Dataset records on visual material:
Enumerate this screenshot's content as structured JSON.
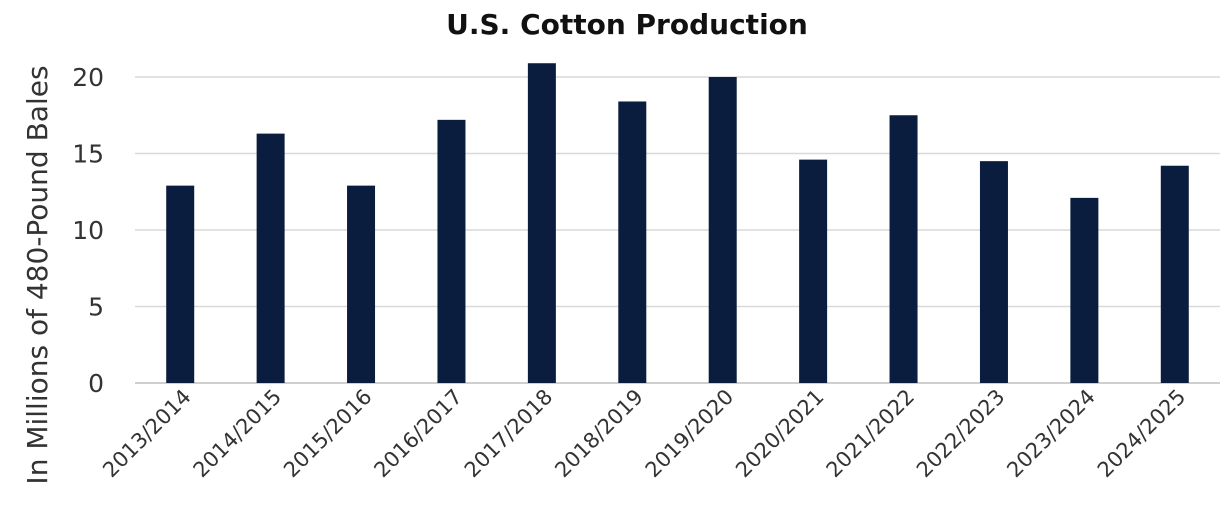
{
  "chart_data": {
    "type": "bar",
    "title": "U.S. Cotton Production",
    "xlabel": "",
    "ylabel": "In Millions of 480-Pound Bales",
    "categories": [
      "2013/2014",
      "2014/2015",
      "2015/2016",
      "2016/2017",
      "2017/2018",
      "2018/2019",
      "2019/2020",
      "2020/2021",
      "2021/2022",
      "2022/2023",
      "2023/2024",
      "2024/2025"
    ],
    "values": [
      12.9,
      16.3,
      12.9,
      17.2,
      20.9,
      18.4,
      20.0,
      14.6,
      17.5,
      14.5,
      12.1,
      14.2
    ],
    "yticks": [
      "0",
      "5",
      "10",
      "15",
      "20"
    ],
    "ylim": [
      0,
      22
    ],
    "grid": true,
    "legend": "none",
    "bar_color": "#0b1d3f"
  }
}
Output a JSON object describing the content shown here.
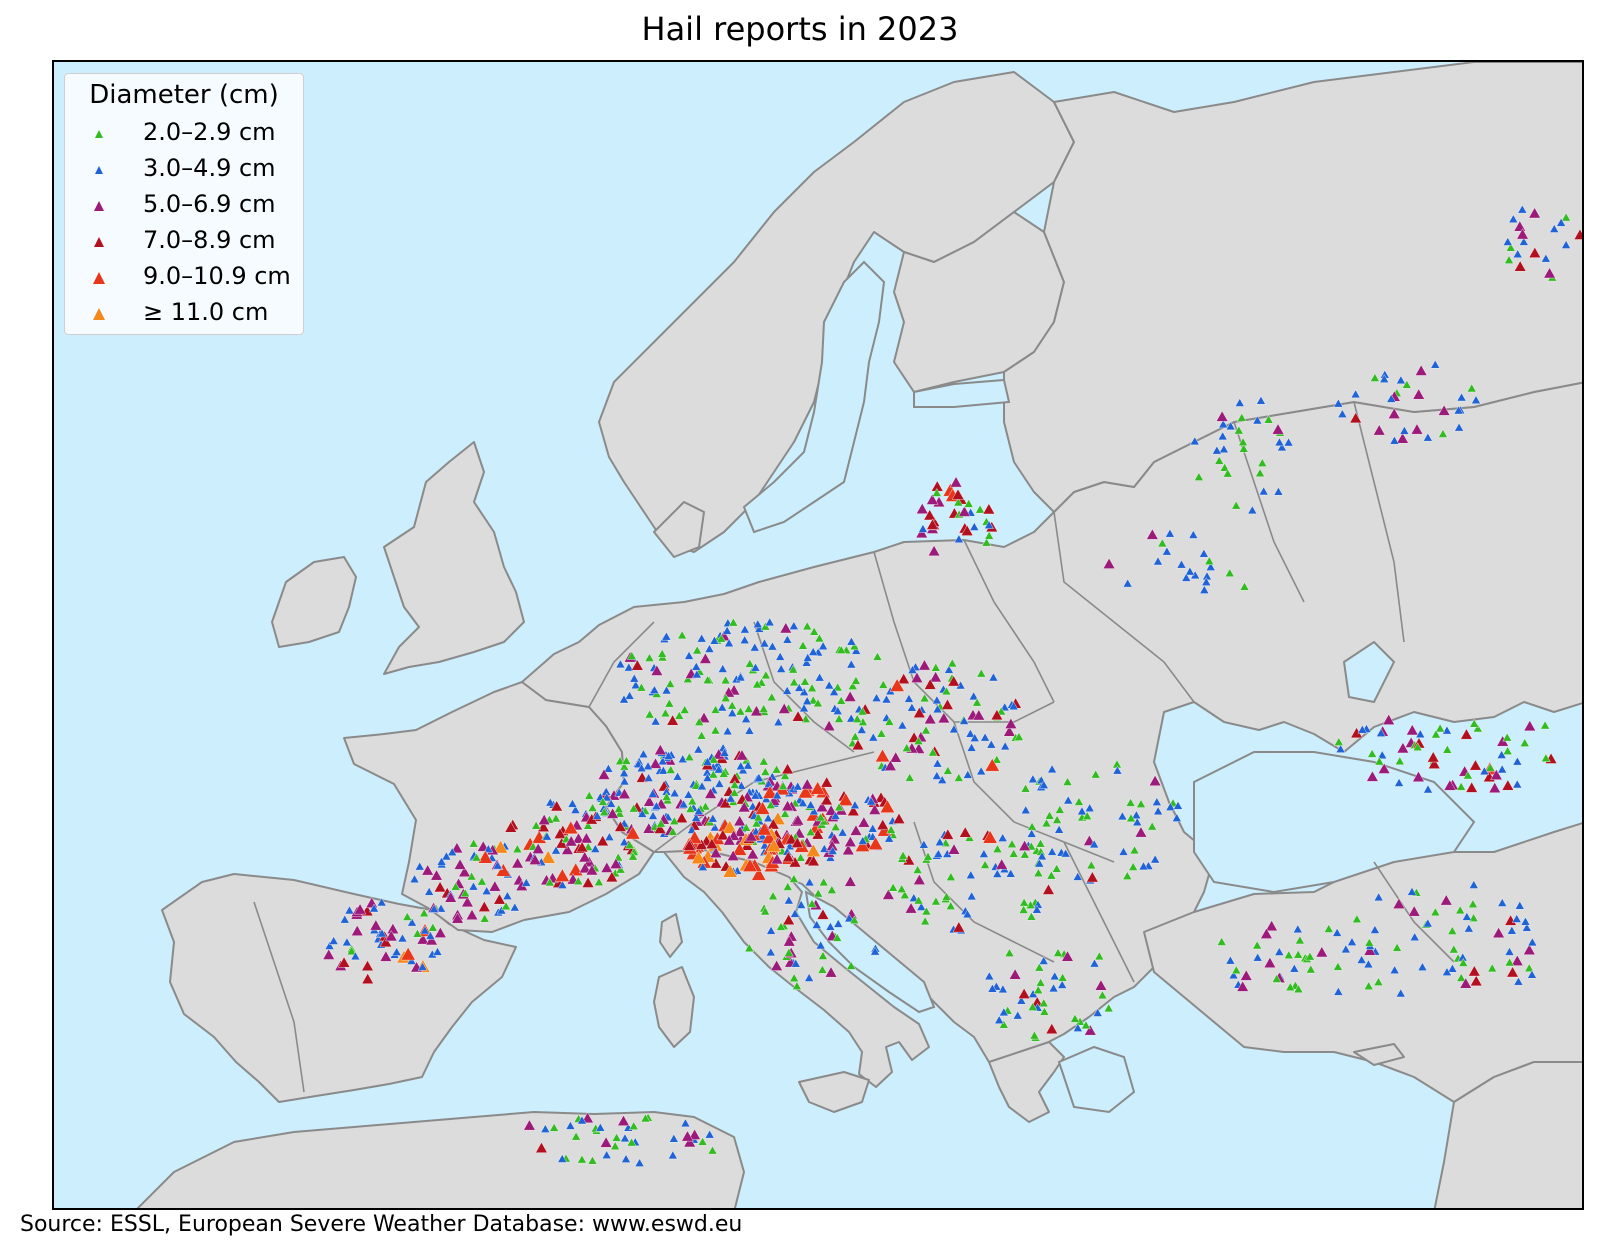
{
  "title": "Hail reports in 2023",
  "legend": {
    "title": "Diameter (cm)",
    "items": [
      {
        "label": "2.0–2.9 cm",
        "color": "#33bb22",
        "size": "small"
      },
      {
        "label": "3.0–4.9 cm",
        "color": "#1f63d6",
        "size": "small"
      },
      {
        "label": "5.0–6.9 cm",
        "color": "#9c1a7a",
        "size": "medium"
      },
      {
        "label": "7.0–8.9 cm",
        "color": "#b3101f",
        "size": "medium"
      },
      {
        "label": "9.0–10.9 cm",
        "color": "#e8361a",
        "size": "large"
      },
      {
        "label": "≥ 11.0 cm",
        "color": "#f5881a",
        "size": "large"
      }
    ]
  },
  "source": "Source: ESSL, European Severe Weather Database: www.eswd.eu",
  "map": {
    "region": "Europe",
    "ocean_color": "#cdeefc",
    "land_color": "#dcdcdc",
    "border_color": "#8a8a8a",
    "marker_shape": "triangle",
    "report_density": [
      {
        "area": "Alps / Northern Italy",
        "dominant_class": "9.0–10.9 cm",
        "density": "very high"
      },
      {
        "area": "Southern France",
        "dominant_class": "5.0–6.9 cm",
        "density": "high"
      },
      {
        "area": "Germany / Central Europe",
        "dominant_class": "3.0–4.9 cm",
        "density": "high"
      },
      {
        "area": "Northern Spain",
        "dominant_class": "5.0–6.9 cm",
        "density": "medium"
      },
      {
        "area": "Balkans",
        "dominant_class": "2.0–2.9 cm",
        "density": "medium"
      },
      {
        "area": "Turkey",
        "dominant_class": "3.0–4.9 cm",
        "density": "medium"
      },
      {
        "area": "Western Russia",
        "dominant_class": "3.0–4.9 cm",
        "density": "low"
      },
      {
        "area": "Lithuania / Latvia",
        "dominant_class": "7.0–8.9 cm",
        "density": "medium"
      },
      {
        "area": "North Africa",
        "dominant_class": "2.0–2.9 cm",
        "density": "low"
      }
    ]
  }
}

## What to produce
Write out the records above exactly as they stand, leaving out every picture.

## Correct answer
Enumerate this screenshot's content as structured JSON.
{
  "chart_data": {
    "type": "bar",
    "title": "U.S. Cotton Production",
    "xlabel": "",
    "ylabel": "In Millions of 480-Pound Bales",
    "categories": [
      "2013/2014",
      "2014/2015",
      "2015/2016",
      "2016/2017",
      "2017/2018",
      "2018/2019",
      "2019/2020",
      "2020/2021",
      "2021/2022",
      "2022/2023",
      "2023/2024",
      "2024/2025"
    ],
    "values": [
      12.9,
      16.3,
      12.9,
      17.2,
      20.9,
      18.4,
      20.0,
      14.6,
      17.5,
      14.5,
      12.1,
      14.2
    ],
    "yticks": [
      "0",
      "5",
      "10",
      "15",
      "20"
    ],
    "ylim": [
      0,
      22
    ],
    "grid": true,
    "legend": "none",
    "bar_color": "#0b1d3f"
  }
}
Output a JSON object describing the content shown here.
{
  "title": "Hail reports in 2023",
  "legend": {
    "title": "Diameter (cm)",
    "items": [
      {
        "label": "2.0–2.9 cm",
        "color": "#33bb22",
        "size": "small"
      },
      {
        "label": "3.0–4.9 cm",
        "color": "#1f63d6",
        "size": "small"
      },
      {
        "label": "5.0–6.9 cm",
        "color": "#9c1a7a",
        "size": "medium"
      },
      {
        "label": "7.0–8.9 cm",
        "color": "#b3101f",
        "size": "medium"
      },
      {
        "label": "9.0–10.9 cm",
        "color": "#e8361a",
        "size": "large"
      },
      {
        "label": "≥ 11.0 cm",
        "color": "#f5881a",
        "size": "large"
      }
    ]
  },
  "source": "Source: ESSL, European Severe Weather Database: www.eswd.eu",
  "map": {
    "region": "Europe",
    "ocean_color": "#cdeefc",
    "land_color": "#dcdcdc",
    "border_color": "#8a8a8a",
    "marker_shape": "triangle",
    "report_density": [
      {
        "area": "Alps / Northern Italy",
        "dominant_class": "9.0–10.9 cm",
        "density": "very high"
      },
      {
        "area": "Southern France",
        "dominant_class": "5.0–6.9 cm",
        "density": "high"
      },
      {
        "area": "Germany / Central Europe",
        "dominant_class": "3.0–4.9 cm",
        "density": "high"
      },
      {
        "area": "Northern Spain",
        "dominant_class": "5.0–6.9 cm",
        "density": "medium"
      },
      {
        "area": "Balkans",
        "dominant_class": "2.0–2.9 cm",
        "density": "medium"
      },
      {
        "area": "Turkey",
        "dominant_class": "3.0–4.9 cm",
        "density": "medium"
      },
      {
        "area": "Western Russia",
        "dominant_class": "3.0–4.9 cm",
        "density": "low"
      },
      {
        "area": "Lithuania / Latvia",
        "dominant_class": "7.0–8.9 cm",
        "density": "medium"
      },
      {
        "area": "North Africa",
        "dominant_class": "2.0–2.9 cm",
        "density": "low"
      }
    ]
  }
}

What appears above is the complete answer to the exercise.